*Task details*
Word for word, copy all the data and drop the pictures.

[Dataset listings of figures]
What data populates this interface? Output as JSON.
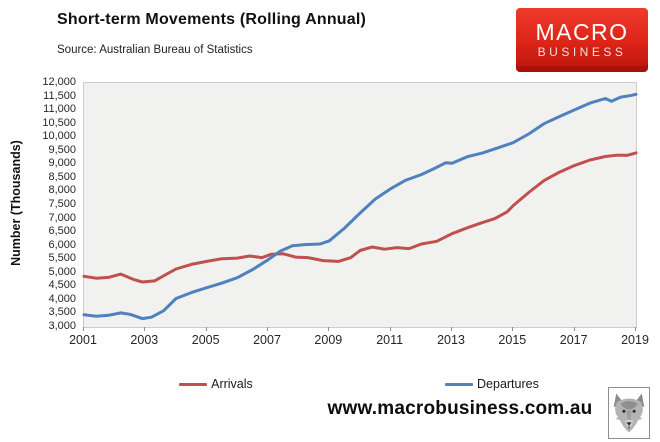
{
  "header": {
    "title": "Short-term Movements (Rolling Annual)",
    "source": "Source: Australian Bureau of Statistics",
    "logo": {
      "line1": "MACRO",
      "line2": "BUSINESS",
      "bg_color": "#dc2417"
    }
  },
  "chart_data": {
    "type": "line",
    "title": "Short-term Movements (Rolling Annual)",
    "xlabel": "",
    "ylabel": "Number (Thousands)",
    "ylim": [
      3000,
      12000
    ],
    "y_tick_step": 500,
    "xlim": [
      2001,
      2019
    ],
    "x_ticks": [
      2001,
      2003,
      2005,
      2007,
      2009,
      2011,
      2013,
      2015,
      2017,
      2019
    ],
    "grid": false,
    "legend_position": "bottom",
    "plot_background": "#f1f1ef",
    "series": [
      {
        "name": "Arrivals",
        "color": "#c0504d",
        "points": [
          [
            2001.0,
            4870
          ],
          [
            2001.4,
            4800
          ],
          [
            2001.8,
            4830
          ],
          [
            2002.2,
            4950
          ],
          [
            2002.6,
            4760
          ],
          [
            2002.9,
            4660
          ],
          [
            2003.3,
            4700
          ],
          [
            2003.7,
            4950
          ],
          [
            2004.0,
            5140
          ],
          [
            2004.5,
            5310
          ],
          [
            2005.0,
            5420
          ],
          [
            2005.5,
            5520
          ],
          [
            2006.0,
            5540
          ],
          [
            2006.4,
            5620
          ],
          [
            2006.8,
            5560
          ],
          [
            2007.1,
            5680
          ],
          [
            2007.5,
            5700
          ],
          [
            2007.9,
            5580
          ],
          [
            2008.3,
            5560
          ],
          [
            2008.8,
            5450
          ],
          [
            2009.3,
            5420
          ],
          [
            2009.7,
            5560
          ],
          [
            2010.0,
            5820
          ],
          [
            2010.4,
            5950
          ],
          [
            2010.8,
            5870
          ],
          [
            2011.2,
            5930
          ],
          [
            2011.6,
            5890
          ],
          [
            2012.0,
            6060
          ],
          [
            2012.5,
            6160
          ],
          [
            2013.0,
            6440
          ],
          [
            2013.5,
            6660
          ],
          [
            2014.0,
            6860
          ],
          [
            2014.4,
            7000
          ],
          [
            2014.8,
            7250
          ],
          [
            2015.0,
            7480
          ],
          [
            2015.5,
            7960
          ],
          [
            2016.0,
            8400
          ],
          [
            2016.5,
            8710
          ],
          [
            2017.0,
            8960
          ],
          [
            2017.5,
            9160
          ],
          [
            2018.0,
            9290
          ],
          [
            2018.4,
            9340
          ],
          [
            2018.7,
            9330
          ],
          [
            2019.0,
            9420
          ]
        ]
      },
      {
        "name": "Departures",
        "color": "#4f81bd",
        "points": [
          [
            2001.0,
            3450
          ],
          [
            2001.4,
            3400
          ],
          [
            2001.8,
            3430
          ],
          [
            2002.2,
            3520
          ],
          [
            2002.5,
            3470
          ],
          [
            2002.9,
            3310
          ],
          [
            2003.2,
            3360
          ],
          [
            2003.6,
            3600
          ],
          [
            2004.0,
            4050
          ],
          [
            2004.5,
            4270
          ],
          [
            2005.0,
            4450
          ],
          [
            2005.5,
            4620
          ],
          [
            2006.0,
            4820
          ],
          [
            2006.5,
            5120
          ],
          [
            2007.0,
            5480
          ],
          [
            2007.4,
            5800
          ],
          [
            2007.8,
            6000
          ],
          [
            2008.2,
            6040
          ],
          [
            2008.7,
            6060
          ],
          [
            2009.0,
            6180
          ],
          [
            2009.5,
            6650
          ],
          [
            2010.0,
            7200
          ],
          [
            2010.5,
            7720
          ],
          [
            2011.0,
            8100
          ],
          [
            2011.5,
            8420
          ],
          [
            2012.0,
            8620
          ],
          [
            2012.4,
            8830
          ],
          [
            2012.8,
            9060
          ],
          [
            2013.0,
            9040
          ],
          [
            2013.5,
            9280
          ],
          [
            2014.0,
            9420
          ],
          [
            2014.5,
            9610
          ],
          [
            2015.0,
            9800
          ],
          [
            2015.5,
            10120
          ],
          [
            2016.0,
            10500
          ],
          [
            2016.5,
            10760
          ],
          [
            2017.0,
            11010
          ],
          [
            2017.5,
            11260
          ],
          [
            2018.0,
            11430
          ],
          [
            2018.2,
            11330
          ],
          [
            2018.5,
            11480
          ],
          [
            2018.8,
            11530
          ],
          [
            2019.0,
            11580
          ]
        ]
      }
    ]
  },
  "footer": {
    "url": "www.macrobusiness.com.au",
    "wolf_logo_name": "wolf-head-icon"
  }
}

*The answer*
What data populates this interface? Output as JSON.
{
  "header": {
    "title": "Short-term Movements (Rolling Annual)",
    "source": "Source: Australian Bureau of Statistics",
    "logo": {
      "line1": "MACRO",
      "line2": "BUSINESS",
      "bg_color": "#dc2417"
    }
  },
  "chart_data": {
    "type": "line",
    "title": "Short-term Movements (Rolling Annual)",
    "xlabel": "",
    "ylabel": "Number (Thousands)",
    "ylim": [
      3000,
      12000
    ],
    "y_tick_step": 500,
    "xlim": [
      2001,
      2019
    ],
    "x_ticks": [
      2001,
      2003,
      2005,
      2007,
      2009,
      2011,
      2013,
      2015,
      2017,
      2019
    ],
    "grid": false,
    "legend_position": "bottom",
    "plot_background": "#f1f1ef",
    "series": [
      {
        "name": "Arrivals",
        "color": "#c0504d",
        "points": [
          [
            2001.0,
            4870
          ],
          [
            2001.4,
            4800
          ],
          [
            2001.8,
            4830
          ],
          [
            2002.2,
            4950
          ],
          [
            2002.6,
            4760
          ],
          [
            2002.9,
            4660
          ],
          [
            2003.3,
            4700
          ],
          [
            2003.7,
            4950
          ],
          [
            2004.0,
            5140
          ],
          [
            2004.5,
            5310
          ],
          [
            2005.0,
            5420
          ],
          [
            2005.5,
            5520
          ],
          [
            2006.0,
            5540
          ],
          [
            2006.4,
            5620
          ],
          [
            2006.8,
            5560
          ],
          [
            2007.1,
            5680
          ],
          [
            2007.5,
            5700
          ],
          [
            2007.9,
            5580
          ],
          [
            2008.3,
            5560
          ],
          [
            2008.8,
            5450
          ],
          [
            2009.3,
            5420
          ],
          [
            2009.7,
            5560
          ],
          [
            2010.0,
            5820
          ],
          [
            2010.4,
            5950
          ],
          [
            2010.8,
            5870
          ],
          [
            2011.2,
            5930
          ],
          [
            2011.6,
            5890
          ],
          [
            2012.0,
            6060
          ],
          [
            2012.5,
            6160
          ],
          [
            2013.0,
            6440
          ],
          [
            2013.5,
            6660
          ],
          [
            2014.0,
            6860
          ],
          [
            2014.4,
            7000
          ],
          [
            2014.8,
            7250
          ],
          [
            2015.0,
            7480
          ],
          [
            2015.5,
            7960
          ],
          [
            2016.0,
            8400
          ],
          [
            2016.5,
            8710
          ],
          [
            2017.0,
            8960
          ],
          [
            2017.5,
            9160
          ],
          [
            2018.0,
            9290
          ],
          [
            2018.4,
            9340
          ],
          [
            2018.7,
            9330
          ],
          [
            2019.0,
            9420
          ]
        ]
      },
      {
        "name": "Departures",
        "color": "#4f81bd",
        "points": [
          [
            2001.0,
            3450
          ],
          [
            2001.4,
            3400
          ],
          [
            2001.8,
            3430
          ],
          [
            2002.2,
            3520
          ],
          [
            2002.5,
            3470
          ],
          [
            2002.9,
            3310
          ],
          [
            2003.2,
            3360
          ],
          [
            2003.6,
            3600
          ],
          [
            2004.0,
            4050
          ],
          [
            2004.5,
            4270
          ],
          [
            2005.0,
            4450
          ],
          [
            2005.5,
            4620
          ],
          [
            2006.0,
            4820
          ],
          [
            2006.5,
            5120
          ],
          [
            2007.0,
            5480
          ],
          [
            2007.4,
            5800
          ],
          [
            2007.8,
            6000
          ],
          [
            2008.2,
            6040
          ],
          [
            2008.7,
            6060
          ],
          [
            2009.0,
            6180
          ],
          [
            2009.5,
            6650
          ],
          [
            2010.0,
            7200
          ],
          [
            2010.5,
            7720
          ],
          [
            2011.0,
            8100
          ],
          [
            2011.5,
            8420
          ],
          [
            2012.0,
            8620
          ],
          [
            2012.4,
            8830
          ],
          [
            2012.8,
            9060
          ],
          [
            2013.0,
            9040
          ],
          [
            2013.5,
            9280
          ],
          [
            2014.0,
            9420
          ],
          [
            2014.5,
            9610
          ],
          [
            2015.0,
            9800
          ],
          [
            2015.5,
            10120
          ],
          [
            2016.0,
            10500
          ],
          [
            2016.5,
            10760
          ],
          [
            2017.0,
            11010
          ],
          [
            2017.5,
            11260
          ],
          [
            2018.0,
            11430
          ],
          [
            2018.2,
            11330
          ],
          [
            2018.5,
            11480
          ],
          [
            2018.8,
            11530
          ],
          [
            2019.0,
            11580
          ]
        ]
      }
    ]
  },
  "footer": {
    "url": "www.macrobusiness.com.au",
    "wolf_logo_name": "wolf-head-icon"
  }
}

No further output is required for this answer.